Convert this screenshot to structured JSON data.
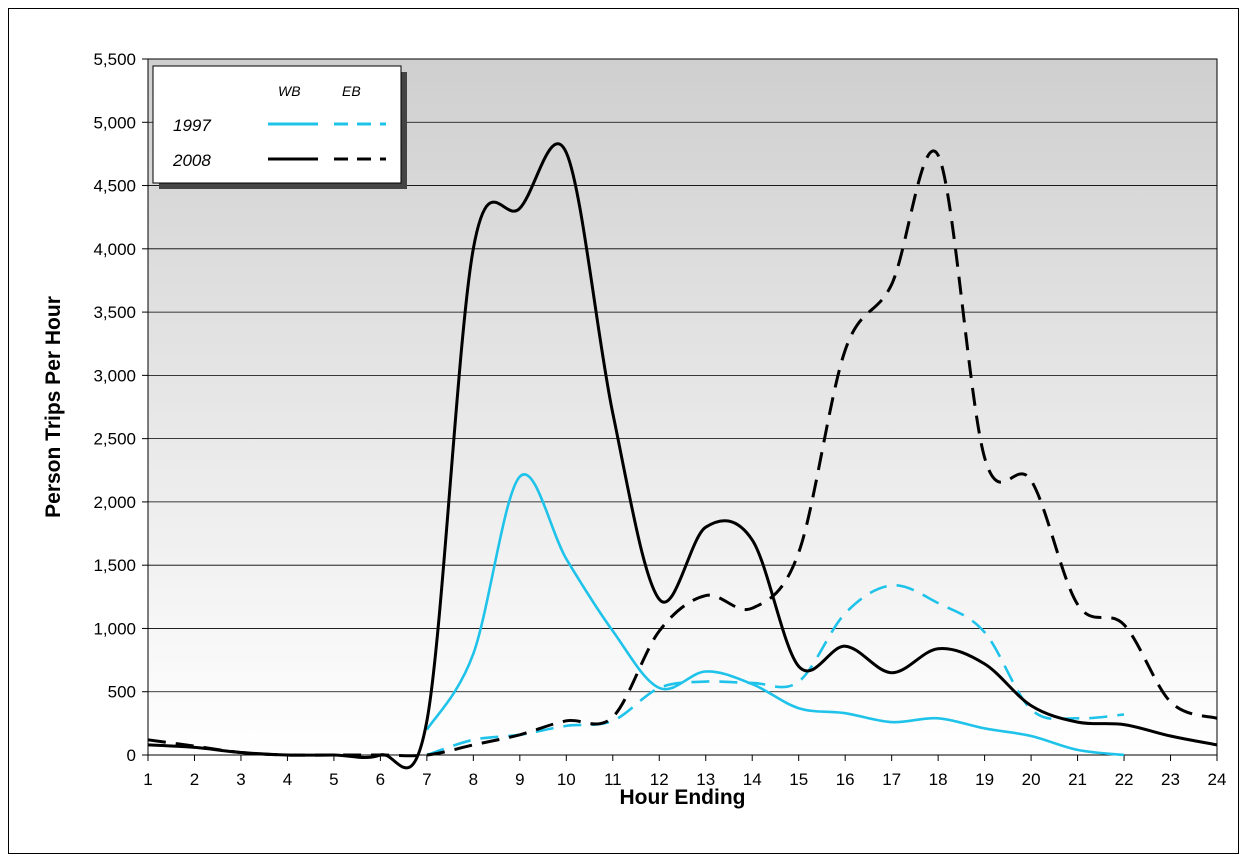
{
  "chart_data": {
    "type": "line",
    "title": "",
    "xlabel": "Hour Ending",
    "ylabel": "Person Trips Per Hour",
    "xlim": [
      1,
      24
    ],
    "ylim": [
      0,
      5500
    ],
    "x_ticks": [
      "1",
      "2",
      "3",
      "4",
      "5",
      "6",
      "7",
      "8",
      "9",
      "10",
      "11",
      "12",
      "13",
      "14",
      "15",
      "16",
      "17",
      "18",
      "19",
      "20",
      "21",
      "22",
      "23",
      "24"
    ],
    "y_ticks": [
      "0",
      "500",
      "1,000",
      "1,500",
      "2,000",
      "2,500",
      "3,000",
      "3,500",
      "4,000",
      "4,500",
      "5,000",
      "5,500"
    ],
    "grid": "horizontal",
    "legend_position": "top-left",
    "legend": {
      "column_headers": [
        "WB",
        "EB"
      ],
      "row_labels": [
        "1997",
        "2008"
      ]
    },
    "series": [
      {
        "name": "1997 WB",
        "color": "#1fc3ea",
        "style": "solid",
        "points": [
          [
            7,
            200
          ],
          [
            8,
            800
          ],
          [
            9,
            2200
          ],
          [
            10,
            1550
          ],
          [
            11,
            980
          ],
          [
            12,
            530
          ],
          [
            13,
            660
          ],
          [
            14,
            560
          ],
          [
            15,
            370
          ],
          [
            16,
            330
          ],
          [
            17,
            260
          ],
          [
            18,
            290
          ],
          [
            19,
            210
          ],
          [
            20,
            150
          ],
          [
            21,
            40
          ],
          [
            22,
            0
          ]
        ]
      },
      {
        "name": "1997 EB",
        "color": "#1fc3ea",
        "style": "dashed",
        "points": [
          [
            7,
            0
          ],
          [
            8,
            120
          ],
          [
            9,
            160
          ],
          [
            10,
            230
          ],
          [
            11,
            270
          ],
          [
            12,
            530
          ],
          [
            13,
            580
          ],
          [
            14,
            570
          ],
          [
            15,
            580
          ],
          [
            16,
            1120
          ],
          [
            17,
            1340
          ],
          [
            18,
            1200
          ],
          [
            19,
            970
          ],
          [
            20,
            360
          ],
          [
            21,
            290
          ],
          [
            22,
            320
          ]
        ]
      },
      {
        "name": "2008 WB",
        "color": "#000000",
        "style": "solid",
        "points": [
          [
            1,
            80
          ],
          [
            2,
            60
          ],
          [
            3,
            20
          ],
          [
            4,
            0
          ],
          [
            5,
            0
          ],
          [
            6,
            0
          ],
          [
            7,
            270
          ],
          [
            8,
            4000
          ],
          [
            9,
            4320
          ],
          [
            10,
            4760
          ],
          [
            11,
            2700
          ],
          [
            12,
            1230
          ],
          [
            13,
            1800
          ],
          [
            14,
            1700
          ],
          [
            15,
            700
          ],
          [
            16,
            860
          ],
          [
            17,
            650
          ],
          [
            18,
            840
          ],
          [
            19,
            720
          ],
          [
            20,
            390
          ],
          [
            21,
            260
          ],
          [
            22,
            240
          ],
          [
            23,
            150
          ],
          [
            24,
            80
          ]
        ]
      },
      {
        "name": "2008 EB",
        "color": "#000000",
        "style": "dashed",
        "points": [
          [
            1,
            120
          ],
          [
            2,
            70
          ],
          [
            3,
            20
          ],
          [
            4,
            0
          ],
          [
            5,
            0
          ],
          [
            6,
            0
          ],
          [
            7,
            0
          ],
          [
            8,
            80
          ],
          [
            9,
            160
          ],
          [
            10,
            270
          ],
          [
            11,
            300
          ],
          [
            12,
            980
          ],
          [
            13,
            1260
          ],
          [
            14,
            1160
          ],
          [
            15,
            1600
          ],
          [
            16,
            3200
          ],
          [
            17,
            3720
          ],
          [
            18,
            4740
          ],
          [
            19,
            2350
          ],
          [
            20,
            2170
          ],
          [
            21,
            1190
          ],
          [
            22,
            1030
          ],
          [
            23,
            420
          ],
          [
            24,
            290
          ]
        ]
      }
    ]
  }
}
...
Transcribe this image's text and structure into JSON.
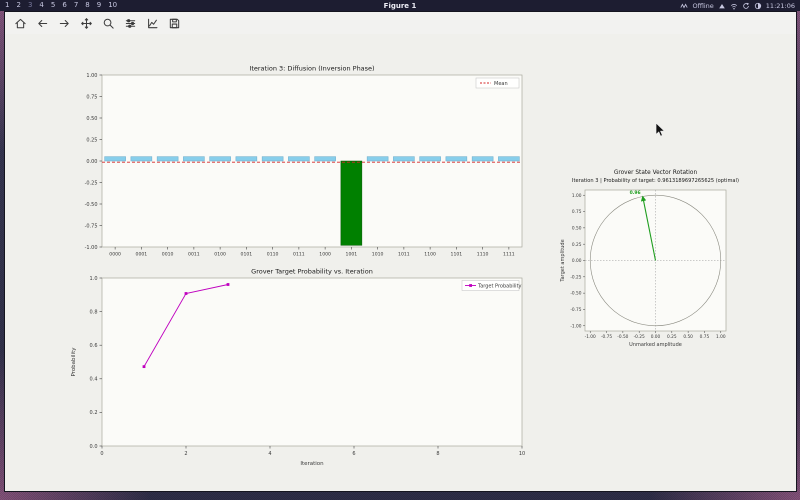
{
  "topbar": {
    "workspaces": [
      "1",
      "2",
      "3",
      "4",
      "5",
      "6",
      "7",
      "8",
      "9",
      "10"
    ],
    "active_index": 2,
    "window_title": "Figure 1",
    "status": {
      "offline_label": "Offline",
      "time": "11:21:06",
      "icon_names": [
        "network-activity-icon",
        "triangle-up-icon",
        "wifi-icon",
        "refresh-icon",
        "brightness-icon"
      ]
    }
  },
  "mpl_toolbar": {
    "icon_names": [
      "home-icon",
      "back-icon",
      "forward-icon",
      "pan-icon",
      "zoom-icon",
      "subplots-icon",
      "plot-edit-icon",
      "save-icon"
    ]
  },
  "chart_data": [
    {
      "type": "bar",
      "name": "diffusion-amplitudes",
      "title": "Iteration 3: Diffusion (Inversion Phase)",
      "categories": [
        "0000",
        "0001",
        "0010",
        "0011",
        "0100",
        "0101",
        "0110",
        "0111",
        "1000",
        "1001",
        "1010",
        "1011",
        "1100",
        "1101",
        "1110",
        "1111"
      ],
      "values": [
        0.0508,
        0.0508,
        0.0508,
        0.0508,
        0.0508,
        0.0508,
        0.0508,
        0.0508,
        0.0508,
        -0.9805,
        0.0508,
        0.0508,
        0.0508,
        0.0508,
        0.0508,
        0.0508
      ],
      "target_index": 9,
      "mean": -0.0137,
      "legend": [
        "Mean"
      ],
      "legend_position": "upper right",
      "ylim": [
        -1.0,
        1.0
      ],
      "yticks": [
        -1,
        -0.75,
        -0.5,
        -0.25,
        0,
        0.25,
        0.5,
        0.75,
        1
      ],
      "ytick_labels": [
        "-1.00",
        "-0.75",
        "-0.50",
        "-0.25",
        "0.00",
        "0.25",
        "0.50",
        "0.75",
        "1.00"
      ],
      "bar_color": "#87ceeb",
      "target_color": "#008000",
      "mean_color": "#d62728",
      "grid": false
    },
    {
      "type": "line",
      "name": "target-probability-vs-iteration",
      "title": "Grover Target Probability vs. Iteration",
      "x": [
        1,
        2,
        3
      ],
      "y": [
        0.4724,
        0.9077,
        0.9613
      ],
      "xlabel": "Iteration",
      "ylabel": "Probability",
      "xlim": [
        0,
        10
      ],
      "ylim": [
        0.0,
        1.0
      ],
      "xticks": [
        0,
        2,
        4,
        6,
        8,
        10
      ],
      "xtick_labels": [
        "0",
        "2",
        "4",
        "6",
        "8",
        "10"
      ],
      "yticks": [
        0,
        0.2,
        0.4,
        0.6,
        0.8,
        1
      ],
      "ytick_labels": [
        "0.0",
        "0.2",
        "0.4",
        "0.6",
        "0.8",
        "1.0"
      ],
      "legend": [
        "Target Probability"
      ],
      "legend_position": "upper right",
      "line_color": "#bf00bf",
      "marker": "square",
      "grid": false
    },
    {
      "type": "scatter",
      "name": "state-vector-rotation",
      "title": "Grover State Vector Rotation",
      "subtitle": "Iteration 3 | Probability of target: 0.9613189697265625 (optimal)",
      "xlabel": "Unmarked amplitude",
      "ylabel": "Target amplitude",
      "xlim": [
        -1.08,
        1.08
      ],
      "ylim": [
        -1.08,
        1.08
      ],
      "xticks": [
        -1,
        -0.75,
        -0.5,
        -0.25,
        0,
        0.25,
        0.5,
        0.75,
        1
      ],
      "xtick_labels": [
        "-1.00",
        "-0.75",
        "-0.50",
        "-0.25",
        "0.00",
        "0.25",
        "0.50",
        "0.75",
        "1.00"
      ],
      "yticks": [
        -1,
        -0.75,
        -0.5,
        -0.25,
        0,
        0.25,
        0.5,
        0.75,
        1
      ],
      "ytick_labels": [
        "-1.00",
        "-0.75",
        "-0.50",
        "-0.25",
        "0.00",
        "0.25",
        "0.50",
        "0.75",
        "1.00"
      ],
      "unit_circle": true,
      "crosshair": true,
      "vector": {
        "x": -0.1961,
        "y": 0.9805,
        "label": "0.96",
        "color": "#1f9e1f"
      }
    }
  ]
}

*Job*.
Which lines in the listing above hold the word "this"? Show each of them.

*Problem solution*.
Convert this screenshot to structured JSON data.
Transcribe this image's text and structure into JSON.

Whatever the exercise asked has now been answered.